Of the lines below, how many hold the string "logOutput"? Give only the number.

********************

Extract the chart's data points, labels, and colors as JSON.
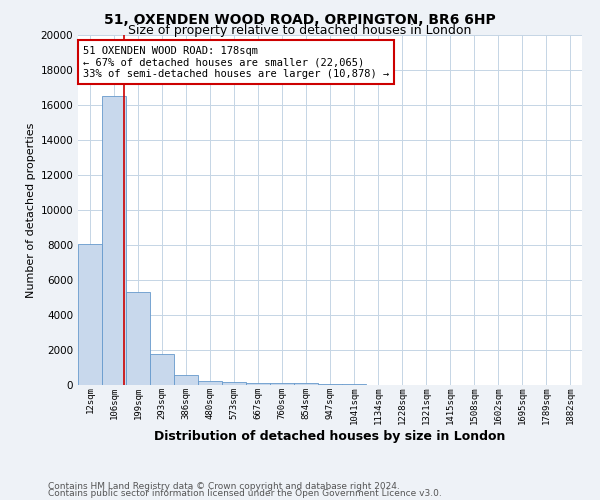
{
  "title": "51, OXENDEN WOOD ROAD, ORPINGTON, BR6 6HP",
  "subtitle": "Size of property relative to detached houses in London",
  "xlabel": "Distribution of detached houses by size in London",
  "ylabel": "Number of detached properties",
  "footnote1": "Contains HM Land Registry data © Crown copyright and database right 2024.",
  "footnote2": "Contains public sector information licensed under the Open Government Licence v3.0.",
  "annotation_title": "51 OXENDEN WOOD ROAD: 178sqm",
  "annotation_line2": "← 67% of detached houses are smaller (22,065)",
  "annotation_line3": "33% of semi-detached houses are larger (10,878) →",
  "bar_labels": [
    "12sqm",
    "106sqm",
    "199sqm",
    "293sqm",
    "386sqm",
    "480sqm",
    "573sqm",
    "667sqm",
    "760sqm",
    "854sqm",
    "947sqm",
    "1041sqm",
    "1134sqm",
    "1228sqm",
    "1321sqm",
    "1415sqm",
    "1508sqm",
    "1602sqm",
    "1695sqm",
    "1789sqm",
    "1882sqm"
  ],
  "bar_values": [
    8050,
    16500,
    5300,
    1800,
    550,
    250,
    150,
    100,
    100,
    120,
    50,
    30,
    20,
    10,
    5,
    5,
    5,
    5,
    5,
    5,
    5
  ],
  "bar_color": "#c8d8ec",
  "bar_edge_color": "#6699cc",
  "red_line_x": 1.43,
  "ylim": [
    0,
    20000
  ],
  "yticks": [
    0,
    2000,
    4000,
    6000,
    8000,
    10000,
    12000,
    14000,
    16000,
    18000,
    20000
  ],
  "background_color": "#eef2f7",
  "plot_bg_color": "#ffffff",
  "grid_color": "#c5d5e5",
  "annotation_box_color": "#ffffff",
  "annotation_border_color": "#cc0000",
  "red_line_color": "#cc0000",
  "title_fontsize": 10,
  "subtitle_fontsize": 9,
  "xlabel_fontsize": 9,
  "ylabel_fontsize": 8,
  "tick_fontsize": 6.5,
  "annotation_fontsize": 7.5,
  "footnote_fontsize": 6.5
}
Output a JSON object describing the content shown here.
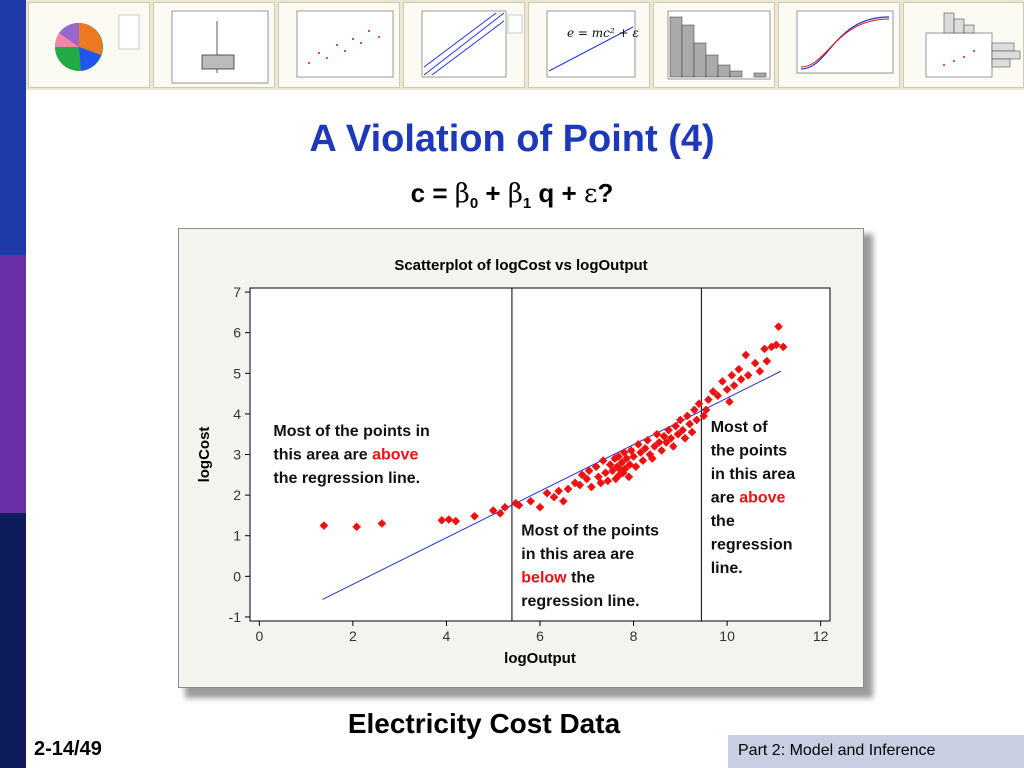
{
  "colors": {
    "title": "#1d38b8",
    "sidebar_top": "#1d3aa8",
    "sidebar_mid": "#6a2fa6",
    "sidebar_bottom": "#0e1c5c",
    "points": "#ee1111",
    "regression_line": "#2233dd",
    "highlight": "#ee1111",
    "footer_box": "#c9cfe3"
  },
  "header": {
    "thumbnails": [
      "pie-chart",
      "boxplot",
      "scatterplot",
      "probability-plot",
      "fitted-line-plot",
      "histogram",
      "cdf-plot",
      "marginal-plot"
    ]
  },
  "slide": {
    "title": "A Violation of Point (4)",
    "equation": {
      "c": "c",
      "eq": "=",
      "beta": "β",
      "sub0": "0",
      "plus1": "+",
      "sub1": "1",
      "q": "q",
      "plus2": "+",
      "eps": "ε",
      "q_mark": "?"
    },
    "caption": "Electricity Cost Data",
    "slide_number": "2-14/49",
    "footer": "Part 2: Model and Inference"
  },
  "chart_data": {
    "type": "scatter",
    "title": "Scatterplot of logCost vs logOutput",
    "xlabel": "logOutput",
    "ylabel": "logCost",
    "xlim": [
      -0.2,
      12.2
    ],
    "ylim": [
      -1.1,
      7.1
    ],
    "xticks": [
      0,
      2,
      4,
      6,
      8,
      10,
      12
    ],
    "yticks": [
      -1,
      0,
      1,
      2,
      3,
      4,
      5,
      6,
      7
    ],
    "grid": false,
    "vertical_lines": [
      5.4,
      9.45
    ],
    "regression_line": {
      "x": [
        1.35,
        11.15
      ],
      "y": [
        -0.57,
        5.05
      ]
    },
    "annotations": [
      {
        "lines": [
          [
            {
              "t": "Most of the points in",
              "h": false
            }
          ],
          [
            {
              "t": "this area are ",
              "h": false
            },
            {
              "t": "above",
              "h": true
            }
          ],
          [
            {
              "t": "the regression line",
              "h": false
            },
            {
              "t": ".",
              "h": false
            }
          ]
        ],
        "x": 0.3,
        "y": 3.45
      },
      {
        "lines": [
          [
            {
              "t": "Most of the points",
              "h": false
            }
          ],
          [
            {
              "t": "in this area are",
              "h": false
            }
          ],
          [
            {
              "t": "below",
              "h": true
            },
            {
              "t": " the",
              "h": false
            }
          ],
          [
            {
              "t": "regression line.",
              "h": false
            }
          ]
        ],
        "x": 5.6,
        "y": 1.0
      },
      {
        "lines": [
          [
            {
              "t": "Most of",
              "h": false
            }
          ],
          [
            {
              "t": "the points",
              "h": false
            }
          ],
          [
            {
              "t": "in this area",
              "h": false
            }
          ],
          [
            {
              "t": "are ",
              "h": false
            },
            {
              "t": "above",
              "h": true
            }
          ],
          [
            {
              "t": "the",
              "h": false
            }
          ],
          [
            {
              "t": "regression",
              "h": false
            }
          ],
          [
            {
              "t": "line.",
              "h": false
            }
          ]
        ],
        "x": 9.65,
        "y": 3.55
      }
    ],
    "points": [
      [
        1.38,
        1.25
      ],
      [
        2.08,
        1.22
      ],
      [
        2.62,
        1.3
      ],
      [
        3.9,
        1.38
      ],
      [
        4.05,
        1.4
      ],
      [
        4.2,
        1.36
      ],
      [
        4.6,
        1.48
      ],
      [
        5.0,
        1.62
      ],
      [
        5.15,
        1.55
      ],
      [
        5.25,
        1.7
      ],
      [
        5.48,
        1.8
      ],
      [
        5.55,
        1.75
      ],
      [
        5.8,
        1.85
      ],
      [
        6.0,
        1.7
      ],
      [
        6.15,
        2.05
      ],
      [
        6.3,
        1.95
      ],
      [
        6.5,
        1.85
      ],
      [
        6.6,
        2.15
      ],
      [
        6.75,
        2.3
      ],
      [
        6.9,
        2.5
      ],
      [
        7.0,
        2.4
      ],
      [
        7.05,
        2.6
      ],
      [
        7.1,
        2.2
      ],
      [
        7.2,
        2.7
      ],
      [
        7.25,
        2.45
      ],
      [
        7.3,
        2.3
      ],
      [
        7.35,
        2.85
      ],
      [
        7.4,
        2.55
      ],
      [
        7.45,
        2.35
      ],
      [
        7.5,
        2.75
      ],
      [
        7.55,
        2.6
      ],
      [
        7.6,
        2.9
      ],
      [
        7.62,
        2.4
      ],
      [
        7.65,
        2.7
      ],
      [
        7.68,
        2.95
      ],
      [
        7.7,
        2.5
      ],
      [
        7.72,
        2.62
      ],
      [
        7.75,
        2.8
      ],
      [
        7.78,
        2.55
      ],
      [
        7.8,
        3.05
      ],
      [
        7.82,
        2.65
      ],
      [
        7.85,
        2.9
      ],
      [
        7.9,
        2.45
      ],
      [
        7.92,
        2.75
      ],
      [
        7.95,
        3.1
      ],
      [
        8.0,
        2.95
      ],
      [
        8.05,
        2.7
      ],
      [
        8.1,
        3.25
      ],
      [
        8.15,
        3.05
      ],
      [
        8.2,
        2.85
      ],
      [
        8.3,
        3.35
      ],
      [
        8.35,
        3.0
      ],
      [
        8.45,
        3.2
      ],
      [
        8.5,
        3.5
      ],
      [
        8.55,
        3.3
      ],
      [
        8.6,
        3.1
      ],
      [
        8.65,
        3.45
      ],
      [
        8.7,
        3.3
      ],
      [
        8.75,
        3.6
      ],
      [
        8.8,
        3.4
      ],
      [
        8.85,
        3.2
      ],
      [
        8.9,
        3.7
      ],
      [
        8.95,
        3.5
      ],
      [
        9.0,
        3.85
      ],
      [
        9.05,
        3.6
      ],
      [
        9.1,
        3.4
      ],
      [
        9.15,
        3.95
      ],
      [
        9.2,
        3.75
      ],
      [
        9.25,
        3.55
      ],
      [
        9.3,
        4.1
      ],
      [
        9.4,
        4.25
      ],
      [
        9.5,
        3.95
      ],
      [
        9.6,
        4.35
      ],
      [
        9.7,
        4.55
      ],
      [
        9.8,
        4.45
      ],
      [
        9.9,
        4.8
      ],
      [
        10.0,
        4.6
      ],
      [
        10.05,
        4.3
      ],
      [
        10.1,
        4.95
      ],
      [
        10.15,
        4.7
      ],
      [
        10.25,
        5.1
      ],
      [
        10.3,
        4.85
      ],
      [
        10.4,
        5.45
      ],
      [
        10.45,
        4.95
      ],
      [
        10.6,
        5.25
      ],
      [
        10.7,
        5.05
      ],
      [
        10.8,
        5.6
      ],
      [
        10.85,
        5.3
      ],
      [
        10.95,
        5.65
      ],
      [
        11.05,
        5.7
      ],
      [
        11.1,
        6.15
      ],
      [
        11.2,
        5.65
      ],
      [
        9.55,
        4.1
      ],
      [
        9.35,
        3.85
      ],
      [
        8.25,
        3.15
      ],
      [
        8.4,
        2.9
      ],
      [
        6.85,
        2.25
      ],
      [
        6.4,
        2.1
      ]
    ]
  }
}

********************

**Result of the task**
2